§ **Aim of the task**
Exactly as written, please set down all of the entries again, with no pictures.

★ ★ ★ ★ ★

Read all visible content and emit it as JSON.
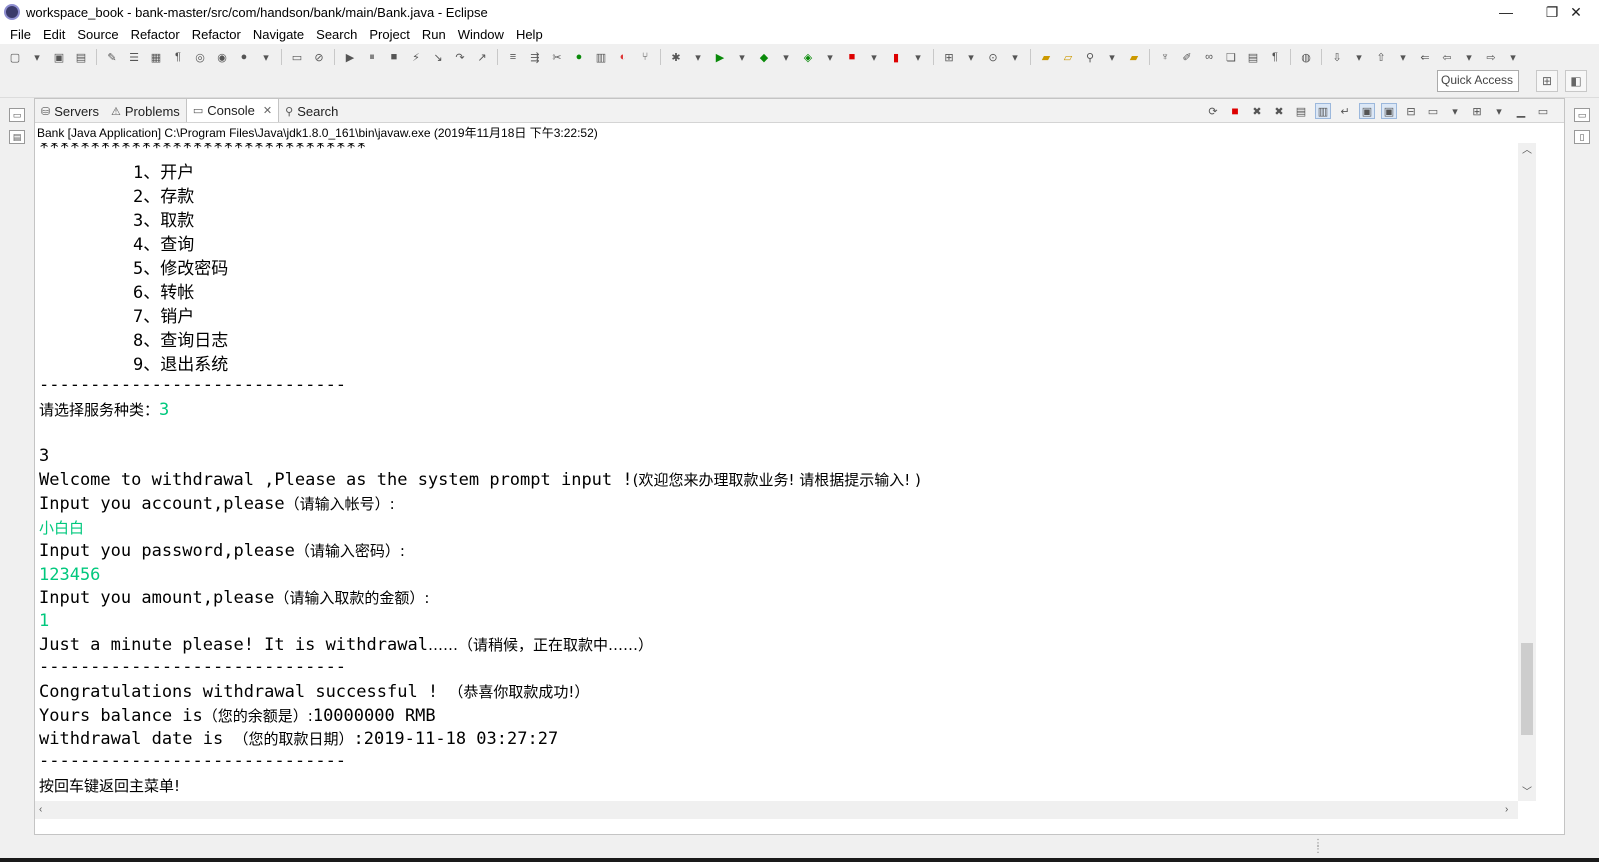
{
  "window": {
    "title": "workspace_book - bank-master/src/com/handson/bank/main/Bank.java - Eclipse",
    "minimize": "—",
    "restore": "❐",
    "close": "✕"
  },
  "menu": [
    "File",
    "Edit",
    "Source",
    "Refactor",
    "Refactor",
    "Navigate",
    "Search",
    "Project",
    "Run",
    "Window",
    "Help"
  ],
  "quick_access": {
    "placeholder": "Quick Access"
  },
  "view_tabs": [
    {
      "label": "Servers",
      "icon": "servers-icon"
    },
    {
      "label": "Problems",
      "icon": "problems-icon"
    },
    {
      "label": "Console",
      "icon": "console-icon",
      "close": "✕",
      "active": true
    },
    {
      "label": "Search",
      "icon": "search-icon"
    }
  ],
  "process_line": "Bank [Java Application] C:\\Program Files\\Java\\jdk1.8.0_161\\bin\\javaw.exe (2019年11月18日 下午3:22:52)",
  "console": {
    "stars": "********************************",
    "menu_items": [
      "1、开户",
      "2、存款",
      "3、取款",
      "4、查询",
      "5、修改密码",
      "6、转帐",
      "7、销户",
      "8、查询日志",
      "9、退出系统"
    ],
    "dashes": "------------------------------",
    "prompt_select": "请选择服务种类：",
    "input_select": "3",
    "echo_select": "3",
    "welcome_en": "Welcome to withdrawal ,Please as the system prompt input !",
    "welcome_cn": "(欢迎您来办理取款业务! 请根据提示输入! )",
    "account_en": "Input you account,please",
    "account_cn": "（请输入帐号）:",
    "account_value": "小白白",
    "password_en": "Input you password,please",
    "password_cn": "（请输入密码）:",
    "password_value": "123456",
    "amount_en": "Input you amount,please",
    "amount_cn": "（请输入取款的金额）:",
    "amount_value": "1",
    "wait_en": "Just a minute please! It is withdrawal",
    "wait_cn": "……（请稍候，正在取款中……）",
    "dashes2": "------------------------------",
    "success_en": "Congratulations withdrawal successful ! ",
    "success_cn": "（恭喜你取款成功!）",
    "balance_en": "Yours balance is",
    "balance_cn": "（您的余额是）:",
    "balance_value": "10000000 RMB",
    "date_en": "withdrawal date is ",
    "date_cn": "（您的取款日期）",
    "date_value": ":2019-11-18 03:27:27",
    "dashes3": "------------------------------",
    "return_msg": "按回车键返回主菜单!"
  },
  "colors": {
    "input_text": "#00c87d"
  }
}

★ ★ ★ ★ ★

§ **Correct answer**
Read all visible content and emit it as JSON.
{
  "window": {
    "title": "workspace_book - bank-master/src/com/handson/bank/main/Bank.java - Eclipse",
    "minimize": "—",
    "restore": "❐",
    "close": "✕"
  },
  "menu": [
    "File",
    "Edit",
    "Source",
    "Refactor",
    "Refactor",
    "Navigate",
    "Search",
    "Project",
    "Run",
    "Window",
    "Help"
  ],
  "quick_access": {
    "placeholder": "Quick Access"
  },
  "view_tabs": [
    {
      "label": "Servers",
      "icon": "servers-icon"
    },
    {
      "label": "Problems",
      "icon": "problems-icon"
    },
    {
      "label": "Console",
      "icon": "console-icon",
      "close": "✕",
      "active": true
    },
    {
      "label": "Search",
      "icon": "search-icon"
    }
  ],
  "process_line": "Bank [Java Application] C:\\Program Files\\Java\\jdk1.8.0_161\\bin\\javaw.exe (2019年11月18日 下午3:22:52)",
  "console": {
    "stars": "********************************",
    "menu_items": [
      "1、开户",
      "2、存款",
      "3、取款",
      "4、查询",
      "5、修改密码",
      "6、转帐",
      "7、销户",
      "8、查询日志",
      "9、退出系统"
    ],
    "dashes": "------------------------------",
    "prompt_select": "请选择服务种类：",
    "input_select": "3",
    "echo_select": "3",
    "welcome_en": "Welcome to withdrawal ,Please as the system prompt input !",
    "welcome_cn": "(欢迎您来办理取款业务! 请根据提示输入! )",
    "account_en": "Input you account,please",
    "account_cn": "（请输入帐号）:",
    "account_value": "小白白",
    "password_en": "Input you password,please",
    "password_cn": "（请输入密码）:",
    "password_value": "123456",
    "amount_en": "Input you amount,please",
    "amount_cn": "（请输入取款的金额）:",
    "amount_value": "1",
    "wait_en": "Just a minute please! It is withdrawal",
    "wait_cn": "……（请稍候，正在取款中……）",
    "dashes2": "------------------------------",
    "success_en": "Congratulations withdrawal successful ! ",
    "success_cn": "（恭喜你取款成功!）",
    "balance_en": "Yours balance is",
    "balance_cn": "（您的余额是）:",
    "balance_value": "10000000 RMB",
    "date_en": "withdrawal date is ",
    "date_cn": "（您的取款日期）",
    "date_value": ":2019-11-18 03:27:27",
    "dashes3": "------------------------------",
    "return_msg": "按回车键返回主菜单!"
  },
  "colors": {
    "input_text": "#00c87d"
  }
}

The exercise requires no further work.